Start of Available records

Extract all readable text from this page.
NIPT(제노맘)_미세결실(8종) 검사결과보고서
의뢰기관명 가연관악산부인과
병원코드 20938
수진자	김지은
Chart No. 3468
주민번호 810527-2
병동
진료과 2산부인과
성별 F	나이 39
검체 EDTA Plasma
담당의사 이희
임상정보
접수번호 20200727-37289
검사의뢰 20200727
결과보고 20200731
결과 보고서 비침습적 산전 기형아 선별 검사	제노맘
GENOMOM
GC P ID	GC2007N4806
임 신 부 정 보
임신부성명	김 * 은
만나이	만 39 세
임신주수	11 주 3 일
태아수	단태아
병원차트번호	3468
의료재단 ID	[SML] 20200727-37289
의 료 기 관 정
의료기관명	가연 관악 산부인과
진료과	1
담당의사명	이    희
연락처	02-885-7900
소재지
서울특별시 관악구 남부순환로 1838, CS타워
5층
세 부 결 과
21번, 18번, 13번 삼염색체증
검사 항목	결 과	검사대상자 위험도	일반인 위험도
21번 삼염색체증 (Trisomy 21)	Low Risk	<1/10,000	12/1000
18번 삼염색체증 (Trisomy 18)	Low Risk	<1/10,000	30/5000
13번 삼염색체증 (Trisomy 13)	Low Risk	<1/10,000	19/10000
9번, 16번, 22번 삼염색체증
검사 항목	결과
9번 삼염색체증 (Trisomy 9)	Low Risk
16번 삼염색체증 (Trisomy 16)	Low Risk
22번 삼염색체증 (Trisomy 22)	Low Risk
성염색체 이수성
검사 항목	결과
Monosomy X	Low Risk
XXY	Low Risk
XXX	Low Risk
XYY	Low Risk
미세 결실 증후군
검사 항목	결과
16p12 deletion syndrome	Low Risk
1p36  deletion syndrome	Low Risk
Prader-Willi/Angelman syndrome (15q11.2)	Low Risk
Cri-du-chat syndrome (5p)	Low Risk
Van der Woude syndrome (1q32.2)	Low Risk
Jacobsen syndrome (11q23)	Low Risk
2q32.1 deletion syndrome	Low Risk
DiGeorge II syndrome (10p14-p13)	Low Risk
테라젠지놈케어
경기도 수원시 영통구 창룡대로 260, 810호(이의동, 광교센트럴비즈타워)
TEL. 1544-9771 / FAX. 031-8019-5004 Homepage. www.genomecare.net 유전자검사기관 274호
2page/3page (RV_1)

End of Available records

The records above should be restated word for word in their entirety.

(Solution below):
Extract all readable text from this page.
NIPT(제노맘)_미세결실(8종) 검사결과보고서
의뢰기관명 가연관악산부인과
병원코드 20938
수진자	김지은
Chart No. 3468
주민번호 810527-2
병동
진료과 2산부인과
성별 F	나이 39
검체 EDTA Plasma
담당의사 이희
임상정보
접수번호 20200727-37289
검사의뢰 20200727
결과보고 20200731
결과 보고서 비침습적 산전 기형아 선별 검사	제노맘
GENOMOM
GC P ID	GC2007N4806
임 신 부 정 보
임신부성명	김 * 은
만나이	만 39 세
임신주수	11 주 3 일
태아수	단태아
병원차트번호	3468
의료재단 ID	[SML] 20200727-37289
의 료 기 관 정
의료기관명	가연 관악 산부인과
진료과	1
담당의사명	이    희
연락처	02-885-7900
소재지
서울특별시 관악구 남부순환로 1838, CS타워
5층
세 부 결 과
21번, 18번, 13번 삼염색체증
검사 항목	결 과	검사대상자 위험도	일반인 위험도
21번 삼염색체증 (Trisomy 21)	Low Risk	<1/10,000	12/1000
18번 삼염색체증 (Trisomy 18)	Low Risk	<1/10,000	30/5000
13번 삼염색체증 (Trisomy 13)	Low Risk	<1/10,000	19/10000
9번, 16번, 22번 삼염색체증
검사 항목	결과
9번 삼염색체증 (Trisomy 9)	Low Risk
16번 삼염색체증 (Trisomy 16)	Low Risk
22번 삼염색체증 (Trisomy 22)	Low Risk
성염색체 이수성
검사 항목	결과
Monosomy X	Low Risk
XXY	Low Risk
XXX	Low Risk
XYY	Low Risk
미세 결실 증후군
검사 항목	결과
16p12 deletion syndrome	Low Risk
1p36  deletion syndrome	Low Risk
Prader-Willi/Angelman syndrome (15q11.2)	Low Risk
Cri-du-chat syndrome (5p)	Low Risk
Van der Woude syndrome (1q32.2)	Low Risk
Jacobsen syndrome (11q23)	Low Risk
2q32.1 deletion syndrome	Low Risk
DiGeorge II syndrome (10p14-p13)	Low Risk
테라젠지놈케어
경기도 수원시 영통구 창룡대로 260, 810호(이의동, 광교센트럴비즈타워)
TEL. 1544-9771 / FAX. 031-8019-5004 Homepage. www.genomecare.net 유전자검사기관 274호
2page/3page (RV_1)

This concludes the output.